-- Start Raw records --

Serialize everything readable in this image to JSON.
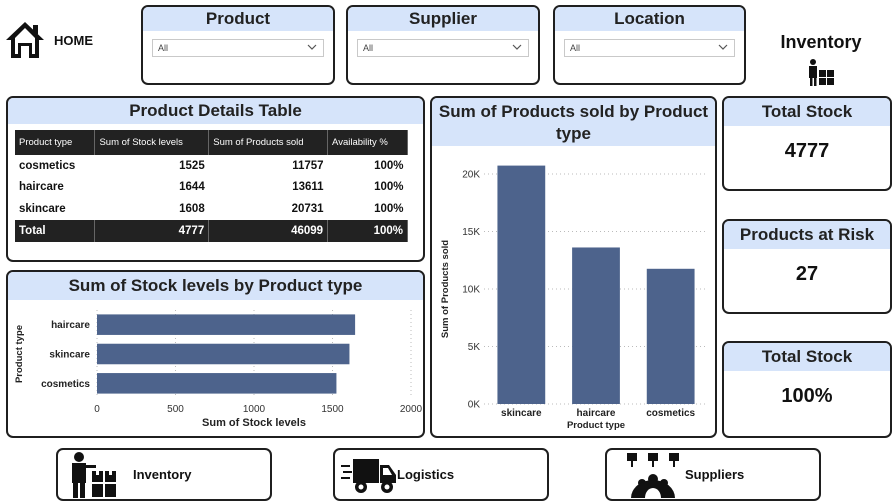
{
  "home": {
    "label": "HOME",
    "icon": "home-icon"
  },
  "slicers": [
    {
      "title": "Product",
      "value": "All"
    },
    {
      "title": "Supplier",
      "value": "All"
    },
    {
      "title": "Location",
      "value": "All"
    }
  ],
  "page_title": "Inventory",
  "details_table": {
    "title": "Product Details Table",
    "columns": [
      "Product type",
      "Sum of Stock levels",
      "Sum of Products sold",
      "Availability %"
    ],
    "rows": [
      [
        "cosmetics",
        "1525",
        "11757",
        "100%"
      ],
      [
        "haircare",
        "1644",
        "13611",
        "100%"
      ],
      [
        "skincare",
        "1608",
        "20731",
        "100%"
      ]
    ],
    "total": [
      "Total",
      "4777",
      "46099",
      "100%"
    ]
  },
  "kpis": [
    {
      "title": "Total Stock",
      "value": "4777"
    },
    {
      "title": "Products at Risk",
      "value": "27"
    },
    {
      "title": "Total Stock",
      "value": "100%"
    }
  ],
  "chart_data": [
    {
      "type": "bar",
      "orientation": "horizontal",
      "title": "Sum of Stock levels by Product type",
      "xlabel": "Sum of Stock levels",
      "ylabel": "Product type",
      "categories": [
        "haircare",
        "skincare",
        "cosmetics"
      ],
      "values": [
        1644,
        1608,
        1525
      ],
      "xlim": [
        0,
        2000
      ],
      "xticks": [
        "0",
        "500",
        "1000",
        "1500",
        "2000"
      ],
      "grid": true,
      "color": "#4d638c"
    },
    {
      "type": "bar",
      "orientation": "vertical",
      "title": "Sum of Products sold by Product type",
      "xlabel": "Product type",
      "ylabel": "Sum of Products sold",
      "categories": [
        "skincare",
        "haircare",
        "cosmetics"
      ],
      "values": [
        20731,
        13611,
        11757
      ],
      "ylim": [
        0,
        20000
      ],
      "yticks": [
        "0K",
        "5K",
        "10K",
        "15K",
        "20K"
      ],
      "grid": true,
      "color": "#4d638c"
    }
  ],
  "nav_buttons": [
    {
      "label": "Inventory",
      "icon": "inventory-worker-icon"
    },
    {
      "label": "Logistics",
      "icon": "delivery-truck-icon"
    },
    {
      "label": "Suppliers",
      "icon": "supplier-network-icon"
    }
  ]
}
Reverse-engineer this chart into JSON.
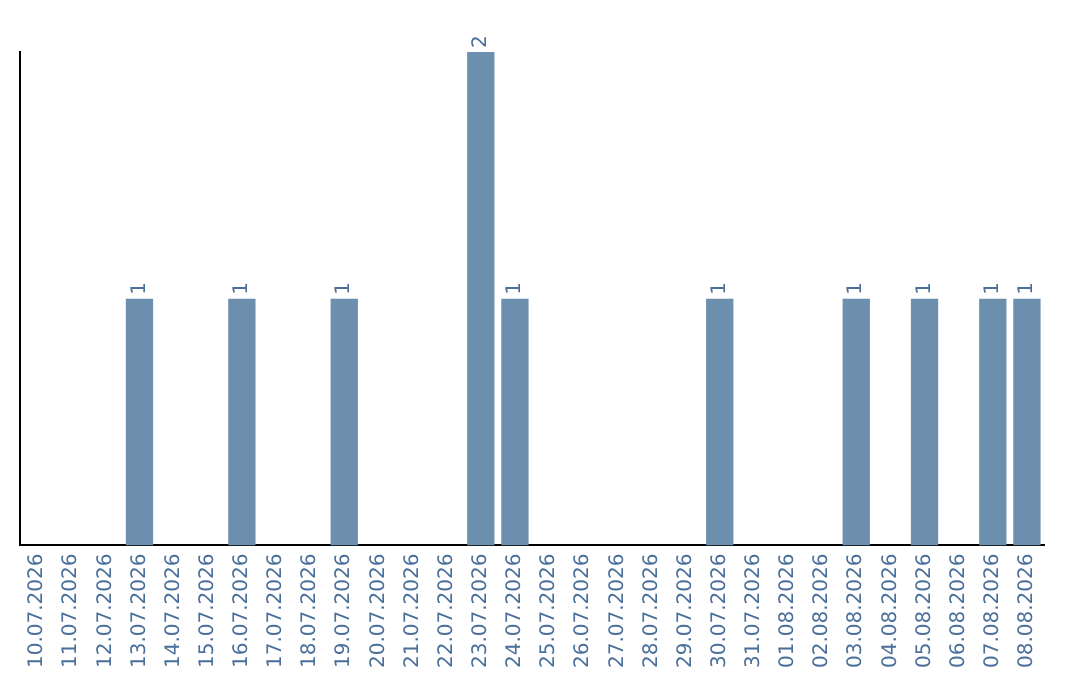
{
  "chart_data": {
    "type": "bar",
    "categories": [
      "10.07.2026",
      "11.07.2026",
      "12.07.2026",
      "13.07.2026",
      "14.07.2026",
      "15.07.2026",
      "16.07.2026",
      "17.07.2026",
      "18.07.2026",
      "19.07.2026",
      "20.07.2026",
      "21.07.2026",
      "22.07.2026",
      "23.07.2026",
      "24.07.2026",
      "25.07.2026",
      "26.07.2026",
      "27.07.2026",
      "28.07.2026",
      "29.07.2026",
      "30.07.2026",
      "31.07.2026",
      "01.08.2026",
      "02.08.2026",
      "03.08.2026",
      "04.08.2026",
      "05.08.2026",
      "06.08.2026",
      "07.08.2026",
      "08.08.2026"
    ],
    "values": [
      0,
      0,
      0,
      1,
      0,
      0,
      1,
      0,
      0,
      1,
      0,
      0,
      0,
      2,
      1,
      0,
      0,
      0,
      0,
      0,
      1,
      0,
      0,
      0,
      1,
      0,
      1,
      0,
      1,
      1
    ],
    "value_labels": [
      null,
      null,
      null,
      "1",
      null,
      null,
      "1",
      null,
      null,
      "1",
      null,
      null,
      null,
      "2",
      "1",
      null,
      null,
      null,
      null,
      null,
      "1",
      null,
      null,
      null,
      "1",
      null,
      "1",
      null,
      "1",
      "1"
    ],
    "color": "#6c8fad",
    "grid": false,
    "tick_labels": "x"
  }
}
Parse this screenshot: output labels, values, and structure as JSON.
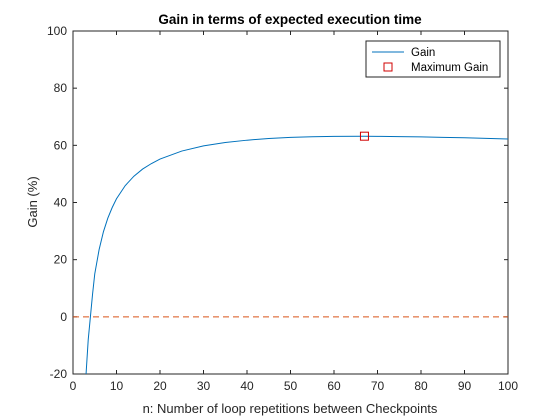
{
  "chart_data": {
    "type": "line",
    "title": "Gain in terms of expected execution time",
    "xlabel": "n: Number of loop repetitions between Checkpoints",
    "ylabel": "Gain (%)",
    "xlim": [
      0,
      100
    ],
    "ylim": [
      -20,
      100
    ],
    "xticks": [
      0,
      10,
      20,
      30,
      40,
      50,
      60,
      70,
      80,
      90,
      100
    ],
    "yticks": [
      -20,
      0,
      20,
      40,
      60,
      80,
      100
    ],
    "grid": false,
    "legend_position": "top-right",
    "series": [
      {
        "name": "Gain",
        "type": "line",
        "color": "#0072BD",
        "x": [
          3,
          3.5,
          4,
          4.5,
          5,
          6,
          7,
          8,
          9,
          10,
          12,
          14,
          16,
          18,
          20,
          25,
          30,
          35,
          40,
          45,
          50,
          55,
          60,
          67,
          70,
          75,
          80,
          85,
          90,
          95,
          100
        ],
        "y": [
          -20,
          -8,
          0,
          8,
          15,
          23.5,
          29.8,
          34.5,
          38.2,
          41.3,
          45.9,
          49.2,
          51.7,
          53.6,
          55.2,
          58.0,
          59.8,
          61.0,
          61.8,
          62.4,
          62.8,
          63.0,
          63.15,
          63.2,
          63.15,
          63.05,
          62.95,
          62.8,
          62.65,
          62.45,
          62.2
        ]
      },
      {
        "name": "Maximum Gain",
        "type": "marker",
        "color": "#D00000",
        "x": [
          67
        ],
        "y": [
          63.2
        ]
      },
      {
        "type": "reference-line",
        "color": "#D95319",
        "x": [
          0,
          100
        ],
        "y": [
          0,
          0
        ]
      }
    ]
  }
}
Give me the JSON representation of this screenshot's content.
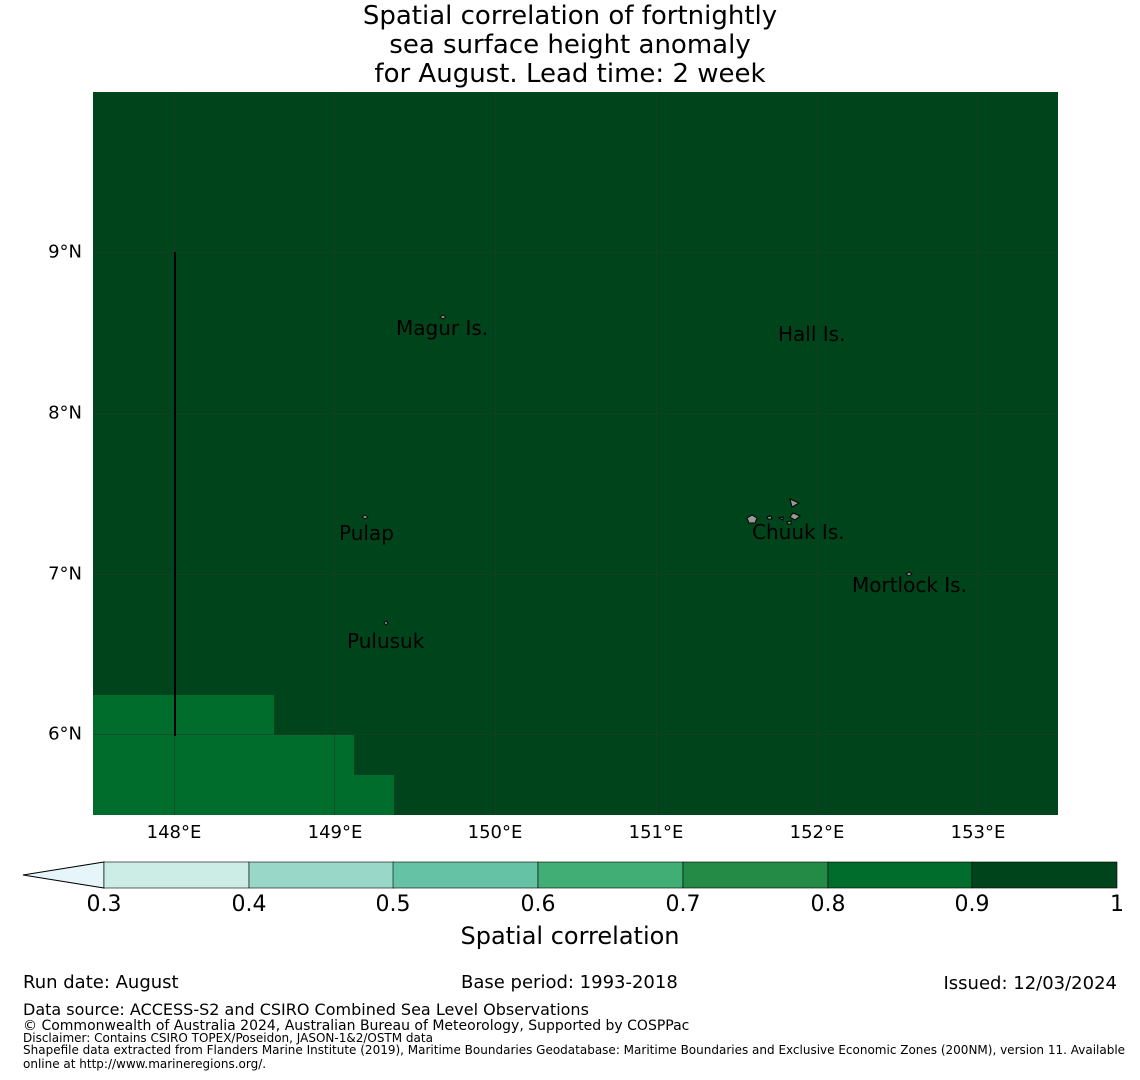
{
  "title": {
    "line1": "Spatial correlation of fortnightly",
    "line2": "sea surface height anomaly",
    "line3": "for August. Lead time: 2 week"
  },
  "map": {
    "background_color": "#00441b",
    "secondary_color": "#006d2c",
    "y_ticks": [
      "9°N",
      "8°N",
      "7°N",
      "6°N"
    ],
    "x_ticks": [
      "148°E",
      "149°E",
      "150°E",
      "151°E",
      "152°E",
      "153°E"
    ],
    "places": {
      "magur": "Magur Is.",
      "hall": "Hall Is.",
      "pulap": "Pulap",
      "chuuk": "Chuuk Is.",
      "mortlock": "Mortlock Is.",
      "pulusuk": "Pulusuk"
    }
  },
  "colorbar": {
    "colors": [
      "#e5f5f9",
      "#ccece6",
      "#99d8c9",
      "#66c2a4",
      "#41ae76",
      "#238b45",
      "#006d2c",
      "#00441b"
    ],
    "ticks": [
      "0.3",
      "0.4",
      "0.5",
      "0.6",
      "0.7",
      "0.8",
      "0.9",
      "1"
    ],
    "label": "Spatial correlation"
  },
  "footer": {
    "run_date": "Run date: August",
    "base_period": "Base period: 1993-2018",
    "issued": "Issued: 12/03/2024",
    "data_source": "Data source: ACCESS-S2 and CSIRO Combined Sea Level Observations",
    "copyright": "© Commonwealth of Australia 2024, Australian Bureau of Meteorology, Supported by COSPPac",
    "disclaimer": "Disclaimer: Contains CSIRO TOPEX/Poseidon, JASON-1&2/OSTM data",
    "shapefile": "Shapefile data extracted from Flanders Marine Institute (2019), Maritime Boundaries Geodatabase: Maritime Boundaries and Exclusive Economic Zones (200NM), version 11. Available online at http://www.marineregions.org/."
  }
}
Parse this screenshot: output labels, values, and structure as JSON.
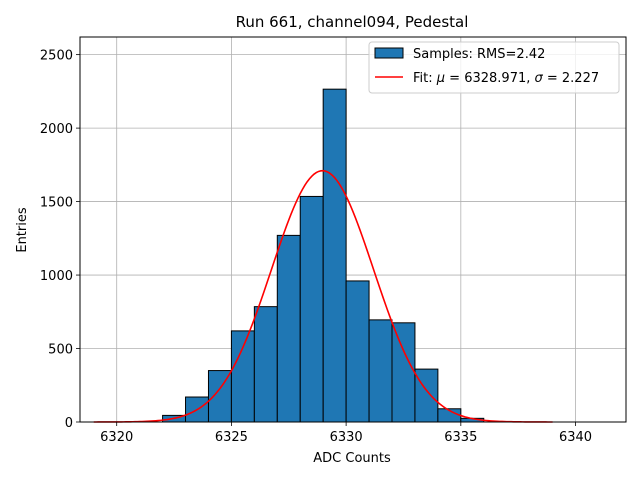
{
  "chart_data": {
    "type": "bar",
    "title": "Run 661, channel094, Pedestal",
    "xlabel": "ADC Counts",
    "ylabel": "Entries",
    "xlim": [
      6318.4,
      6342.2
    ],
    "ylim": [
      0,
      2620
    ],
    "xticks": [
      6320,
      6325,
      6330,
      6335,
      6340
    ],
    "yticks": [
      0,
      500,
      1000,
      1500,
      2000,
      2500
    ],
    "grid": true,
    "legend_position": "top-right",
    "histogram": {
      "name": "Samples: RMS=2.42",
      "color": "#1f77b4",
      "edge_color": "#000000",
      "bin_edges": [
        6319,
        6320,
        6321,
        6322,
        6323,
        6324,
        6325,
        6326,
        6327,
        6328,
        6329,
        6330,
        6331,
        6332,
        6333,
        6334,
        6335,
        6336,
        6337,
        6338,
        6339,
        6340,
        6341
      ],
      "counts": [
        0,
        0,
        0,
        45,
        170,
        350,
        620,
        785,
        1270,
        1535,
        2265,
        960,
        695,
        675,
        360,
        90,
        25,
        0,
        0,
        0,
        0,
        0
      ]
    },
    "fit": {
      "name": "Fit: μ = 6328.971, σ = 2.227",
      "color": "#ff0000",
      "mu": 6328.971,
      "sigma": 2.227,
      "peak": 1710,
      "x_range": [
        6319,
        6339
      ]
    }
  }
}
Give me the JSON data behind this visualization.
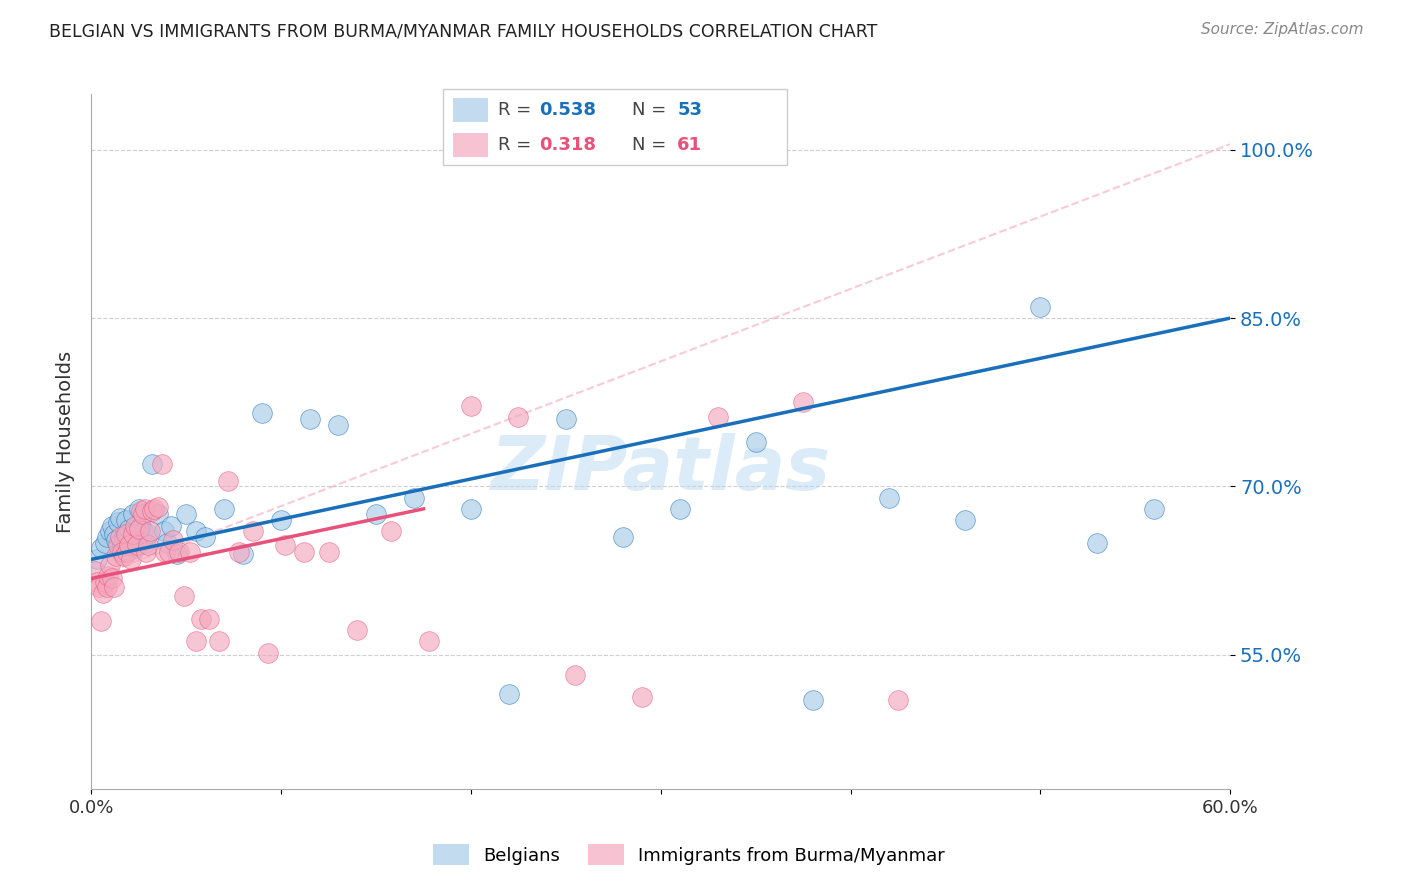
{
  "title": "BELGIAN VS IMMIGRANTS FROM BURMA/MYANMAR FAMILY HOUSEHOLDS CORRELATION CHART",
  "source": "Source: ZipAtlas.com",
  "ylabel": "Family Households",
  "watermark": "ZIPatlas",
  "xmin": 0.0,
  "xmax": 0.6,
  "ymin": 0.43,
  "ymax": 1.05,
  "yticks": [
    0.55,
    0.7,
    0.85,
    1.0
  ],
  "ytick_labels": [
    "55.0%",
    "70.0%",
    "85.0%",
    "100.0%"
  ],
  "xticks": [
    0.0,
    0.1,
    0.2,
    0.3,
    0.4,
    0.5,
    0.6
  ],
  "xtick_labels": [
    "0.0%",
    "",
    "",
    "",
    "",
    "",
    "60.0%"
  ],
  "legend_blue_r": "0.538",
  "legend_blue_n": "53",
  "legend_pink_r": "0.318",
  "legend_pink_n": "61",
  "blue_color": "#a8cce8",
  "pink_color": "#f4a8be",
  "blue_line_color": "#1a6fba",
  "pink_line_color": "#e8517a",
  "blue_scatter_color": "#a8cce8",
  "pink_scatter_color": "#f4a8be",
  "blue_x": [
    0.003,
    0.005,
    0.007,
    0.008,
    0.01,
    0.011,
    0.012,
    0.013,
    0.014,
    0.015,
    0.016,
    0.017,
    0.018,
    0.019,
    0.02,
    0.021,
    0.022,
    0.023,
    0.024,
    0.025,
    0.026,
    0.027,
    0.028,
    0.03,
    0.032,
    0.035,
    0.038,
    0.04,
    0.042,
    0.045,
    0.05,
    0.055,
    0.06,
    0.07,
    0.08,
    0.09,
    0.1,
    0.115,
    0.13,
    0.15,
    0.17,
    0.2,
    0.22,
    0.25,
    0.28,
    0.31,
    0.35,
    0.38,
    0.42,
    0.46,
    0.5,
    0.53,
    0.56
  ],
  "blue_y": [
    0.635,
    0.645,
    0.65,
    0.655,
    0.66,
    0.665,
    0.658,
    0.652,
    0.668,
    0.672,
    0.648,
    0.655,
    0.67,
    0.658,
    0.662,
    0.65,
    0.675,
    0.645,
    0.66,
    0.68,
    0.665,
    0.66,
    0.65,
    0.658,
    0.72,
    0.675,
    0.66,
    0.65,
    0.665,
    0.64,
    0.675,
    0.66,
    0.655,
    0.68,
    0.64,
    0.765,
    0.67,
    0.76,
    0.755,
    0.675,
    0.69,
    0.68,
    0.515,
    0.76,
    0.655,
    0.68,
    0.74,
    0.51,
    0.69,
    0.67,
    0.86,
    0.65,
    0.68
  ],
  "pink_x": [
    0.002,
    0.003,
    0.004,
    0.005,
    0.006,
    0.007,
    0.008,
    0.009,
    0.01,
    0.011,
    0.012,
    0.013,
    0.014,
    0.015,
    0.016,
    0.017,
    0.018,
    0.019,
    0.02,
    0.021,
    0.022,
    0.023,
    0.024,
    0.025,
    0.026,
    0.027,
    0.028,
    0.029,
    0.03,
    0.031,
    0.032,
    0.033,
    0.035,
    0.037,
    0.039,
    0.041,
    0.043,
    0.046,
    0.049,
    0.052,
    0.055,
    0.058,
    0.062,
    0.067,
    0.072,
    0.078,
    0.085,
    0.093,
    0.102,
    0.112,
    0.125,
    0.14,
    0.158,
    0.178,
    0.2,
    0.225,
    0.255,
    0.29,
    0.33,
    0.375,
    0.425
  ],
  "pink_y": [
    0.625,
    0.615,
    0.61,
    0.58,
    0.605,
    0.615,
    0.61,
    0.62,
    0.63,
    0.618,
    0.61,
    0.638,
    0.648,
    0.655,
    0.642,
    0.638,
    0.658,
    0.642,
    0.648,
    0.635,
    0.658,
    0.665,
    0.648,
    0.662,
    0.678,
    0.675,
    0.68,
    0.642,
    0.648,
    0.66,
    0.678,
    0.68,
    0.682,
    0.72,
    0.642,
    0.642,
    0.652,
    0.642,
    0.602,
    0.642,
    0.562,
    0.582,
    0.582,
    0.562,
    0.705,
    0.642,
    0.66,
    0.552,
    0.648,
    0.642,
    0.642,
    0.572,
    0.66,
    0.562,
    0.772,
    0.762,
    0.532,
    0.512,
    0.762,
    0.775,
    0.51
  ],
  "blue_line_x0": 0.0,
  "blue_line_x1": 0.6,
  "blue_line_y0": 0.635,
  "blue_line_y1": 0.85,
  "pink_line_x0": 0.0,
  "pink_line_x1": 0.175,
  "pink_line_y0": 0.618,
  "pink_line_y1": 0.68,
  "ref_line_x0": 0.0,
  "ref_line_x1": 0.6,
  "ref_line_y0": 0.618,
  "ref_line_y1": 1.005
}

-- End Raw records --

> Problem
Read the data above. Pull out each line in which the string "Stock" appears.

> The result
      "Sum of Stock levels",
      "title": "Total Stock",
      "title": "Total Stock",
      "title": "Sum of Stock levels by Product type",
      "xlabel": "Sum of Stock levels",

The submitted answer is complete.